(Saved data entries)
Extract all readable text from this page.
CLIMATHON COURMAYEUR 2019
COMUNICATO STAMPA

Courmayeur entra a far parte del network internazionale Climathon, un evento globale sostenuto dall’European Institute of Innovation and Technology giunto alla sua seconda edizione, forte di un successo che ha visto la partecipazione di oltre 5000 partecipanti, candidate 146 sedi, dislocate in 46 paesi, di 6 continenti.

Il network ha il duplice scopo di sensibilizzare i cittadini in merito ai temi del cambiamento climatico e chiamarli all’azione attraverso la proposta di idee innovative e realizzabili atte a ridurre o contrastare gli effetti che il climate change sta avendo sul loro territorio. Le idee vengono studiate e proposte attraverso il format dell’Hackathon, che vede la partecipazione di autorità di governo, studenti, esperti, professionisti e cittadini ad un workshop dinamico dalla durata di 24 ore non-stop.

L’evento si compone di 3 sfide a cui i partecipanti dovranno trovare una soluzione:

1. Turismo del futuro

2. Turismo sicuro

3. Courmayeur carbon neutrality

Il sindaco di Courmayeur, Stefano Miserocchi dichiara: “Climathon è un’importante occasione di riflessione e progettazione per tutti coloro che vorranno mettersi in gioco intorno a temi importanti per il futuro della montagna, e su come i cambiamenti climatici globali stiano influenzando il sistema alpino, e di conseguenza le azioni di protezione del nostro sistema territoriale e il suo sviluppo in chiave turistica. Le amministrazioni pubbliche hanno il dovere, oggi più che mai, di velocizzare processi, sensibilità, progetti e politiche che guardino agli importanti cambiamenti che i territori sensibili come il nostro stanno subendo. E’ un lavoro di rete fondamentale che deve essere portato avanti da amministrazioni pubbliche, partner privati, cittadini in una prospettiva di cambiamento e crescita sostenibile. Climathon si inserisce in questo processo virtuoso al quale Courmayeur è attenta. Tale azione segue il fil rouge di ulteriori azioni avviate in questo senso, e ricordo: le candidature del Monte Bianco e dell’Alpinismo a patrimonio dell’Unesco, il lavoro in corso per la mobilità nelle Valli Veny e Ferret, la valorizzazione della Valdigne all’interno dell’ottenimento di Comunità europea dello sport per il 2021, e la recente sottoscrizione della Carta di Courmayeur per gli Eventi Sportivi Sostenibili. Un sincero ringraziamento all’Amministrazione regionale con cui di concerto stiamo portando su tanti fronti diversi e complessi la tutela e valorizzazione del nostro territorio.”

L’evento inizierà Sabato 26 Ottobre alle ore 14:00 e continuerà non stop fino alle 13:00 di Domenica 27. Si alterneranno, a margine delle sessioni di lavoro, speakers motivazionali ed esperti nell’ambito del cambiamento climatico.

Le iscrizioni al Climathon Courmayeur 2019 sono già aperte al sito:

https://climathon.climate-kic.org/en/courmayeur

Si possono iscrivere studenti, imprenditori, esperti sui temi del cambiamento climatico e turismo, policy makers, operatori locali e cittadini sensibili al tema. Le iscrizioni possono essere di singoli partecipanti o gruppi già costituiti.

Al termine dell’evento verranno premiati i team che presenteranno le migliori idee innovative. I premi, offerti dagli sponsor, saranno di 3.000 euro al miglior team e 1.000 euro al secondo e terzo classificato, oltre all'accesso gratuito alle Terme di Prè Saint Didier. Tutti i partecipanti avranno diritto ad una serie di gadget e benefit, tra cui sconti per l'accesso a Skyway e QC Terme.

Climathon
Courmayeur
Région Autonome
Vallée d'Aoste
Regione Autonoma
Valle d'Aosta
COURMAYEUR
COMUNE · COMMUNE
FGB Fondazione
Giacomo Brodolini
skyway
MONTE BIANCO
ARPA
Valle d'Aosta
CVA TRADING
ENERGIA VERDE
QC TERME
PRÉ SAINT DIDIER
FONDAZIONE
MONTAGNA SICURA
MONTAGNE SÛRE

## GOAL
List every line above that holds the word "iscrizioni".

## EXERCISE ANSWER
Le iscrizioni al Climathon Courmayeur 2019 sono già aperte al sito:
Si possono iscrivere studenti, imprenditori, esperti sui temi del cambiamento climatico e turismo, policy makers, operatori locali e cittadini sensibili al tema. Le iscrizioni possono essere di singoli partecipanti o gruppi già costituiti.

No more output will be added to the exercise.